▸ SOURCE EXCERPT
****************************************

To modern, especially populist ears, these questions seem reasonable—just, even. Nonetheless, Hamilton argued that in order to develop confidence in the market and earn international credit and standing, the U.S. must fund the bonds at face value and not distinguish between current and original owners. The funding dispute that arose may seem a slight matter to modern readers, but an understanding may be gained by comparing it with the argument over the Wall Street bank “bailouts” of 2008 and 2009 at the start of the Great Recession. Furthermore, to understand the passion of the funding debate, consider that upward of 40 percent of federal revenue in the 1790s went to pay interest on the funded debt.

Hamilton’s position came to reflect that of most Federalists—mostly wealthy, urban types who were early proponents of the Constitution. In order to succeed, Hamilton believed, the government must primarily associate and concern itself with the wealthy, commercial elites. Hamilton held a strong belief that human nature was fundamentally selfish and thus there was no other course for a successful government than to fix its hopes on the affluent. Hamilton, of course, was on shaky constitutional ground. But he never wavered. The treasury secretary argued that the Constitution granted the federal government implied as well as enumerated powers, manifested in the “necessary and proper” clause.

Not everyone agreed. Secretary of State Jefferson and many rural, former Anti-Federalists felt that the Constitution did not explicitly authorize Hamilton’s program and that federal powers should be strictly limited for the protection of the masses. After all, they exclaimed, didn’t we just wage a revolution against such policies? The opponents of Hamilton and his centralizing fiscal programs crafted an identity similar to the “country” Whigs of Britain and began to label Federalists with the notorious pejoratives “Tory” or “loyalist.”

Indeed, differing economic interests often linked to political interests and factions in the new republic. The commercial world of urban, coastal elites required an efficient transportation network and new roads for the rapid movement of goods into and out of the interior. Taxes, banks and the funding of debt would be required to generate the requisite investment. Those living in the semi-subsistence, rural world feared central power and were suspicious of “city values,” and most of these folks wished mainly to be left alone. Sound familiar? Indeed, this rural-versus-urban and cosmopolitan-versus-provincial conflict is still waged today. Exhibit one: the 2016 presidential election.

Aftershocks of Revolution: Explaining the Whiskey Rebellion

“Famous Whiskey Insurrection in Pennsylvania,” drawn by R.M. Devens in 1882.
A tea party protester in Colonial garb in 2009.

****************************************

▸ EXERCISE TASK A
Answer from the passage on Hamilton's funding program:
(i) What share of federal revenue in the 1790s went to pay interest on the funded debt?
(ii) Which clause of the Constitution did Hamilton cite as the source of implied powers?
(iii) Which two pejoratives did Hamilton's opponents apply to Federalists?
▸ EXERCISE TASK B
Write the next part of the passage on Hamilton's funding program, continuing from its final line.
The records have no connection to the passage on Hamilton's funding program.

****************************************

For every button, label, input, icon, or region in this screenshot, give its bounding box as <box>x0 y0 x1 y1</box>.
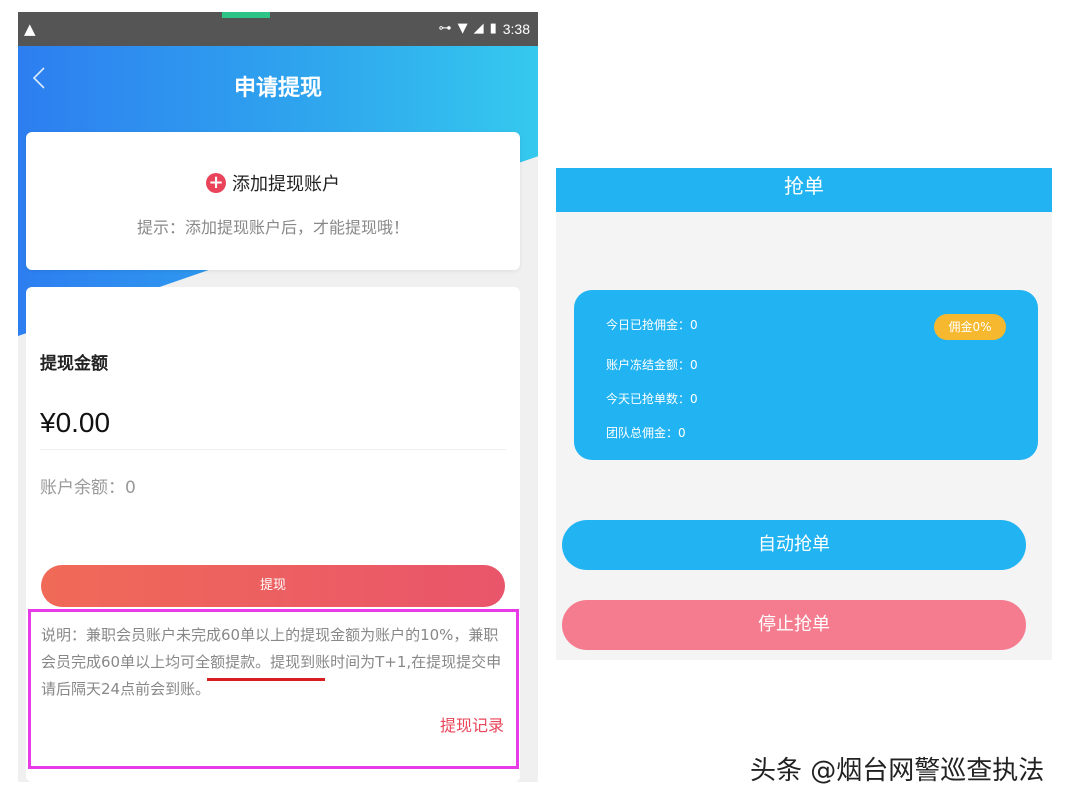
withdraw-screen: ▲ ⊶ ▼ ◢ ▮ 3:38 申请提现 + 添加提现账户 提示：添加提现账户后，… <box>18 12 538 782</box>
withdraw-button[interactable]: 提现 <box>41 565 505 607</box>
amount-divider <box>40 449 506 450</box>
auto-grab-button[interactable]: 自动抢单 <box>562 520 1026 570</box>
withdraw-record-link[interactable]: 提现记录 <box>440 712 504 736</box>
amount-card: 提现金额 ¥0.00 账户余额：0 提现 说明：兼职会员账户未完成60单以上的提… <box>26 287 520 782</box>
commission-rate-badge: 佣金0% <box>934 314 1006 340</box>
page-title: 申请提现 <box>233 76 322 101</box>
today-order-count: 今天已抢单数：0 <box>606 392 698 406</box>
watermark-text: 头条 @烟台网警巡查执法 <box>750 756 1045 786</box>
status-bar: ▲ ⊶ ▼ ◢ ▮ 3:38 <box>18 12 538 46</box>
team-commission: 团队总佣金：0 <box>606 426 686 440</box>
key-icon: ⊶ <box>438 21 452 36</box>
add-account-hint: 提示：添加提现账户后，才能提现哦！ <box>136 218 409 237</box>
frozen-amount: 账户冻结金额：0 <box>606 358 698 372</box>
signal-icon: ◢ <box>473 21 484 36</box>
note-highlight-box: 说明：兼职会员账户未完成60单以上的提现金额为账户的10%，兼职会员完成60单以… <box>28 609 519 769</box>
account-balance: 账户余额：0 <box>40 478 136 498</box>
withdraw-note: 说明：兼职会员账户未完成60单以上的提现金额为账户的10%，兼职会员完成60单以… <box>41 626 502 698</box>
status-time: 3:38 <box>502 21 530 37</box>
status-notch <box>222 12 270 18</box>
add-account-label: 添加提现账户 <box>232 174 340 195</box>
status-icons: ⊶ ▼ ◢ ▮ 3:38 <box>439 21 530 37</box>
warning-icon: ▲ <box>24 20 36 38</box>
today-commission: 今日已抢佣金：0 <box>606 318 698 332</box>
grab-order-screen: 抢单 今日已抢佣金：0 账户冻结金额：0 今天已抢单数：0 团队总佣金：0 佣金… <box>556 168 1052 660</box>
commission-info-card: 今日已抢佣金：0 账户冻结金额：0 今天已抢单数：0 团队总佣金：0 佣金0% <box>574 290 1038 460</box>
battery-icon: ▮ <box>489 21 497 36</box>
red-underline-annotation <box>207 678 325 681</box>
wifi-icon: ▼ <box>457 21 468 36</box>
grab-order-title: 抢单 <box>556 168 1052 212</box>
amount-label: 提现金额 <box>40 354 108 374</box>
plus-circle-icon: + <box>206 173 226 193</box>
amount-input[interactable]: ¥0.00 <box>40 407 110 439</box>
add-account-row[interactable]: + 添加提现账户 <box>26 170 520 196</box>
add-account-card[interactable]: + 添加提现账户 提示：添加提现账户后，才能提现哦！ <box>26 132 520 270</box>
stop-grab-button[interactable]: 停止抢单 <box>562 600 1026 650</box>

****************************************

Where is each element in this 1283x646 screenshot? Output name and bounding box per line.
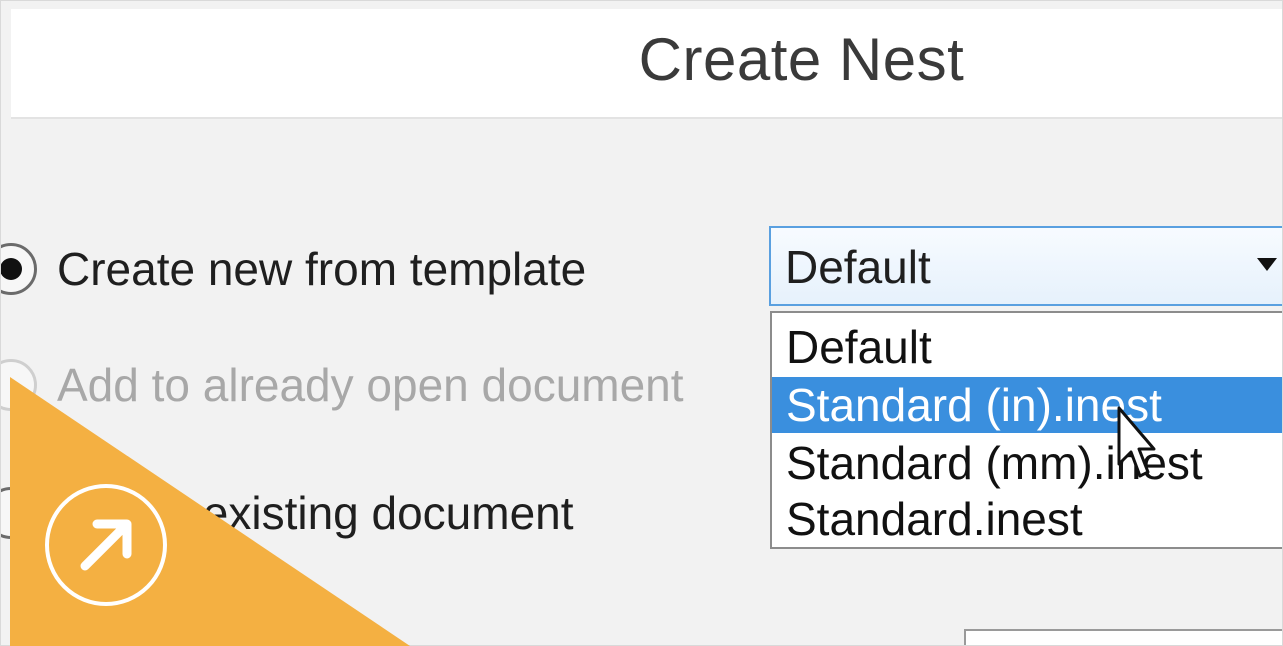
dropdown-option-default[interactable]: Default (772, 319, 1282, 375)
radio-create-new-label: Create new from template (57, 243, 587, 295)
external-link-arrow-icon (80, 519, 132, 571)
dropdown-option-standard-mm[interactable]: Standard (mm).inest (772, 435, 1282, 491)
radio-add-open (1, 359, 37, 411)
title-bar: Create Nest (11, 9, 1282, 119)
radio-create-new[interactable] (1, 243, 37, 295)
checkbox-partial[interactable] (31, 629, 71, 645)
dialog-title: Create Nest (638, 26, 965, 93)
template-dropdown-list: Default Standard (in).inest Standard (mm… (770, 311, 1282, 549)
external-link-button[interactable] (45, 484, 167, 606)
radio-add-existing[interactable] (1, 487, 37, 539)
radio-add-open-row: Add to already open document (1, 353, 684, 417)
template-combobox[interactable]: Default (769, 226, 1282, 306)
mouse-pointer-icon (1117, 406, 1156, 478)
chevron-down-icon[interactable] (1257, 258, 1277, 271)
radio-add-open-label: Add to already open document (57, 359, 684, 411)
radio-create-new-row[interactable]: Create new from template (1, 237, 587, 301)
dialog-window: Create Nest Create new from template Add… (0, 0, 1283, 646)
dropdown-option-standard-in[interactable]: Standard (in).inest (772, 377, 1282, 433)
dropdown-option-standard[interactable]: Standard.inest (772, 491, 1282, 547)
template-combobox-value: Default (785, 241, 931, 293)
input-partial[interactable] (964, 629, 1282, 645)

****************************************

▸ EXERCISE ANSWER A
(i) Upward of 40 percent.
(ii) The "necessary and proper" clause.
(iii) "Tory" and "loyalist."

▸ EXERCISE ANSWER B
“An insurrection was announced and proclaimed and armed against, and marched against, but could never be found.” —Thomas Jefferson in a letter to James Monroe (May 26, 1795)

Consider the sketch and the photo above. The drawing depicts a riotous mob brutalizing and terrorizing a tax collector via the tried-and-true, all-American tactic of tarring and feathering. The image is similar to many depicting the struggle against British imperial taxation during the Revolutionary era. However, the scene depicted in this illustration is in Pennsylvania, and occurs a decade after the end of the War of Independence. The taxman is an American, a citizen of the United States, being tortured during the Whiskey Rebellion.

The photograph below the drawing depicts a modern American’s protest against the perceived excesses of federal taxation in 2009. Indeed, in what would come to be known as the tea party movement, many thousands of Americans—often in Colonial-era garb—took to the streets in that most American of public rituals: an anti-tax protest.

Anti-tax and anti-federal sentiment is as American as apple pie and still very much with us. But let’s return to the 1790s. Remember that Hamilton’s economic program, especially funding and assumption of state debts, would require significant federal revenue, even to pay the requisite interest. From where would this money come? Customs revenues, mainly, from taxes on imported goods entering the many natural harbors of the East Coast, but also from land sales, which would soon become possible with the conquest of Kentucky and Ohio. Still, neither source of income was sufficient, and thus Hamilton recommended an excise tax on distilled whiskey.

The western farmers along the Appalachian frontier—who often distilled their excess grain into whiskey for barter and sale—would bear the brunt of this new taxation. And, with a dearth of hard currency, these rural folk were perhaps the least equipped to pay it. Still, over the vigorous protests of the westerners, the Washington administration levied the tax in 1790.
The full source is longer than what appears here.